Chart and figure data
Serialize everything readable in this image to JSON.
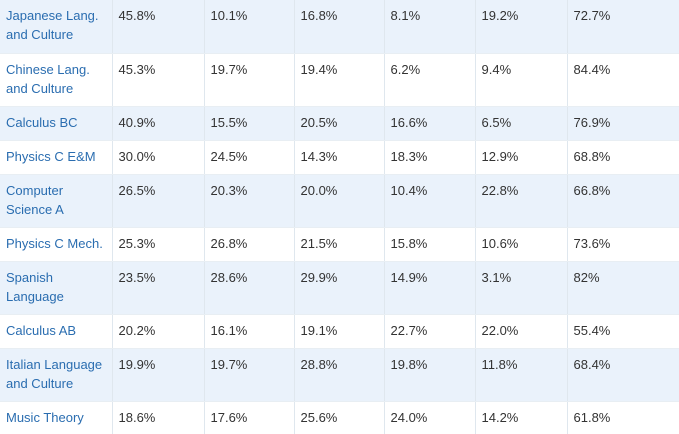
{
  "rows": [
    {
      "subject": "Japanese Lang. and Culture",
      "values": [
        "45.8%",
        "10.1%",
        "16.8%",
        "8.1%",
        "19.2%",
        "72.7%"
      ]
    },
    {
      "subject": "Chinese Lang. and Culture",
      "values": [
        "45.3%",
        "19.7%",
        "19.4%",
        "6.2%",
        "9.4%",
        "84.4%"
      ]
    },
    {
      "subject": "Calculus BC",
      "values": [
        "40.9%",
        "15.5%",
        "20.5%",
        "16.6%",
        "6.5%",
        "76.9%"
      ]
    },
    {
      "subject": "Physics C E&M",
      "values": [
        "30.0%",
        "24.5%",
        "14.3%",
        "18.3%",
        "12.9%",
        "68.8%"
      ]
    },
    {
      "subject": "Computer Science A",
      "values": [
        "26.5%",
        "20.3%",
        "20.0%",
        "10.4%",
        "22.8%",
        "66.8%"
      ]
    },
    {
      "subject": "Physics C Mech.",
      "values": [
        "25.3%",
        "26.8%",
        "21.5%",
        "15.8%",
        "10.6%",
        "73.6%"
      ]
    },
    {
      "subject": "Spanish Language",
      "values": [
        "23.5%",
        "28.6%",
        "29.9%",
        "14.9%",
        "3.1%",
        "82%"
      ]
    },
    {
      "subject": "Calculus AB",
      "values": [
        "20.2%",
        "16.1%",
        "19.1%",
        "22.7%",
        "22.0%",
        "55.4%"
      ]
    },
    {
      "subject": "Italian Language and Culture",
      "values": [
        "19.9%",
        "19.7%",
        "28.8%",
        "19.8%",
        "11.8%",
        "68.4%"
      ]
    },
    {
      "subject": "Music Theory",
      "values": [
        "18.6%",
        "17.6%",
        "25.6%",
        "24.0%",
        "14.2%",
        "61.8%"
      ]
    }
  ]
}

» GOAL
Return each line that includes "Calculus".

» WRITTEN ANSWER
      "subject": "Calculus BC",
      "subject": "Calculus AB",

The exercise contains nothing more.